[Given request]
Count every line of these entries that holds the word "Navn", and reply with the number only.

[Supplied material]
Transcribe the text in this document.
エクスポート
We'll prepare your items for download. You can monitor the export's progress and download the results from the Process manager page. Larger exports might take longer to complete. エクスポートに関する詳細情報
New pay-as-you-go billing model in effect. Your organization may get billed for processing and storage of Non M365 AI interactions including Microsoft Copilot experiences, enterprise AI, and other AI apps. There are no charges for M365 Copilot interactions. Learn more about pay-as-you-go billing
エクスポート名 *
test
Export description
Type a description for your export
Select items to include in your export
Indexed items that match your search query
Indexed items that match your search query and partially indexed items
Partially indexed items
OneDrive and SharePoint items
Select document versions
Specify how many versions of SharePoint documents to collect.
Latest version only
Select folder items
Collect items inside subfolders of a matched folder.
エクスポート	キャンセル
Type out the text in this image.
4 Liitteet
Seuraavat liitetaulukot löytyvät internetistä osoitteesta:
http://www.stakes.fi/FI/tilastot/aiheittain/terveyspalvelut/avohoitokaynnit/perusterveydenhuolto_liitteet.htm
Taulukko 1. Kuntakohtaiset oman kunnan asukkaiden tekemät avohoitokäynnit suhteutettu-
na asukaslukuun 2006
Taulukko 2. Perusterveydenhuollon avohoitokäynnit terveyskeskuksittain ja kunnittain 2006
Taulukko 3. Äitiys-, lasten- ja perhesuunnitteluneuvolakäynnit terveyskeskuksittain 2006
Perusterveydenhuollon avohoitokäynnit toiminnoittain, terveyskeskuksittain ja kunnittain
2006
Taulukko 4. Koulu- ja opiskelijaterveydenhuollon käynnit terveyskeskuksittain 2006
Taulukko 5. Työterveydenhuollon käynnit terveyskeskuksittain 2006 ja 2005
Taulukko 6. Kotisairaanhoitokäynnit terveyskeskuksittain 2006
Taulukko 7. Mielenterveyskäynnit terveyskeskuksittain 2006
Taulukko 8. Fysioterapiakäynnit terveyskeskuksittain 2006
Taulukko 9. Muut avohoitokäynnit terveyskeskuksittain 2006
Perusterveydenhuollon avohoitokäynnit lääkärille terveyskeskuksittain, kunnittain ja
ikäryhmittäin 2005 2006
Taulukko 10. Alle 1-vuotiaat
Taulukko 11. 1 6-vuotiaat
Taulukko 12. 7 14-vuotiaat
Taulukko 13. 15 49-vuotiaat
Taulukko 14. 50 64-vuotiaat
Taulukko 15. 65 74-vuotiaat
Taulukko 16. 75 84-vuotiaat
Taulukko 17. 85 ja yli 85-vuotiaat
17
...
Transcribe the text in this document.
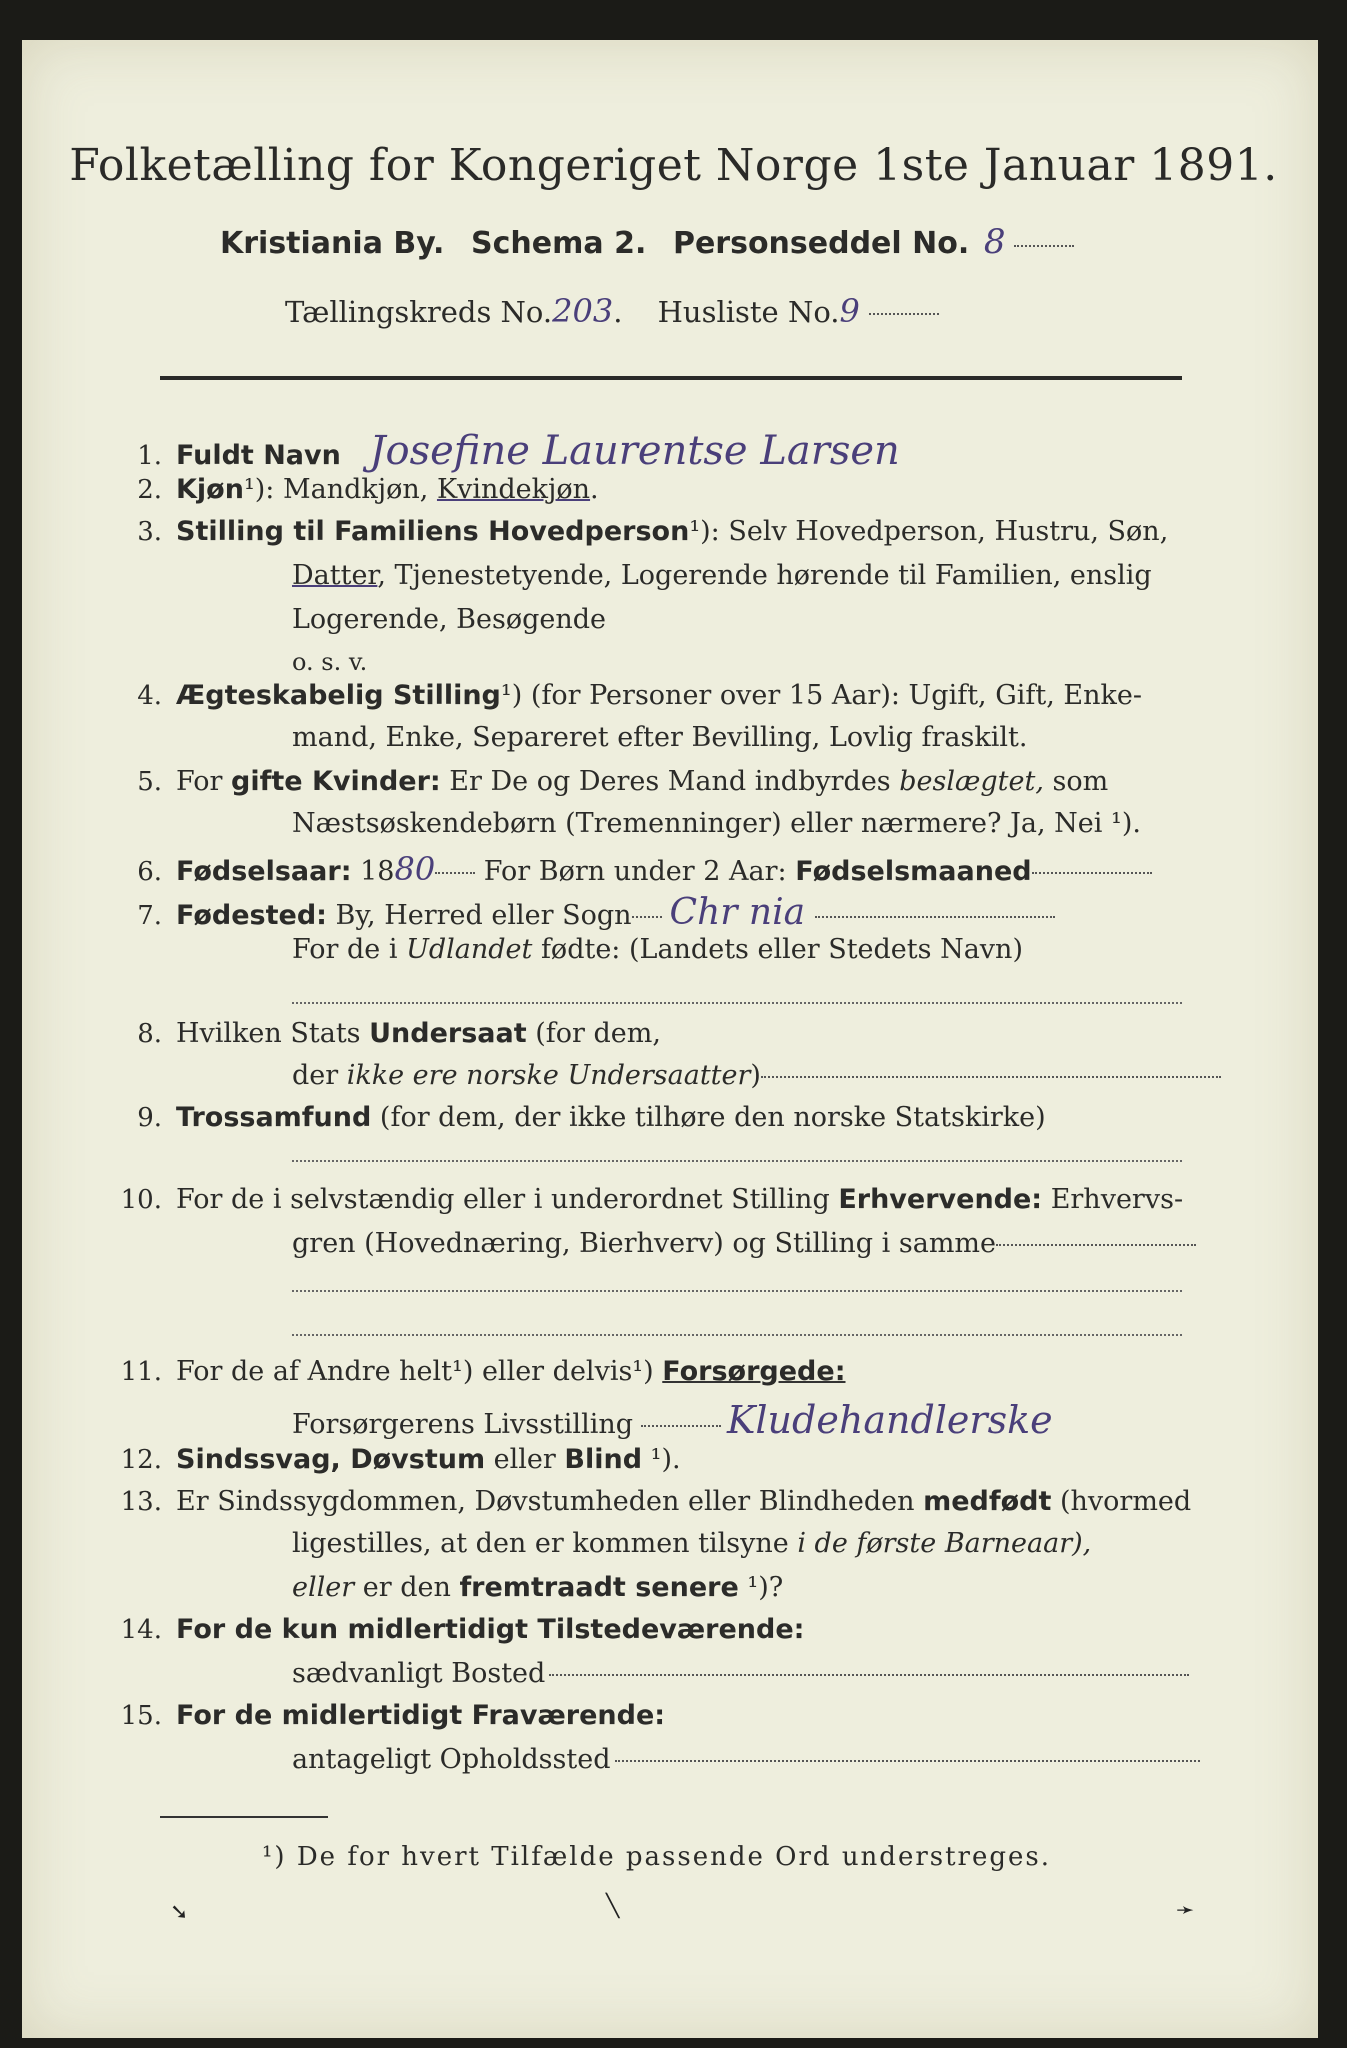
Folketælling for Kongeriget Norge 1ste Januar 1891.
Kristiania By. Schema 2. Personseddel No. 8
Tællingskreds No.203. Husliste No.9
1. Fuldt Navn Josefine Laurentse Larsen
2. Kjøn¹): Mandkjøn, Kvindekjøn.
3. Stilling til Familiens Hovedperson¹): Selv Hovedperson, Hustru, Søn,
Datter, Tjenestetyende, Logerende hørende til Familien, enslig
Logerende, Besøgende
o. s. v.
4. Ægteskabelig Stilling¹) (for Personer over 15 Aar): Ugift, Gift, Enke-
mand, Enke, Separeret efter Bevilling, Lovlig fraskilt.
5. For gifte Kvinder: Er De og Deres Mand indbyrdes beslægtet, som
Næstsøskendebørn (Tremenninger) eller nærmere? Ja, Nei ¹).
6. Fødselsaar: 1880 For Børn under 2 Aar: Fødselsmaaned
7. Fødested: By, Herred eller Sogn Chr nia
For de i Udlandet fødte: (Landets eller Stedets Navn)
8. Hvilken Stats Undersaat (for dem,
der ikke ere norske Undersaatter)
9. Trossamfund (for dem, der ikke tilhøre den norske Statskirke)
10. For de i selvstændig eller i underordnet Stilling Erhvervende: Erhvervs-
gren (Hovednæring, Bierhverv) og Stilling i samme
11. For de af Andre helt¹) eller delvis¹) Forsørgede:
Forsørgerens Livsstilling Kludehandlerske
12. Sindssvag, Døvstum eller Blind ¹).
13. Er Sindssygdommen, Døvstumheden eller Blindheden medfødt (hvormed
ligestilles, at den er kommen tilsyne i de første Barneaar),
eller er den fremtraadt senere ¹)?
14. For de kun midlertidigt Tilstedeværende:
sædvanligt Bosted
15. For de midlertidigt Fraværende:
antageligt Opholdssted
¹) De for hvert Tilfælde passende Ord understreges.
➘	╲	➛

[Written solution]
2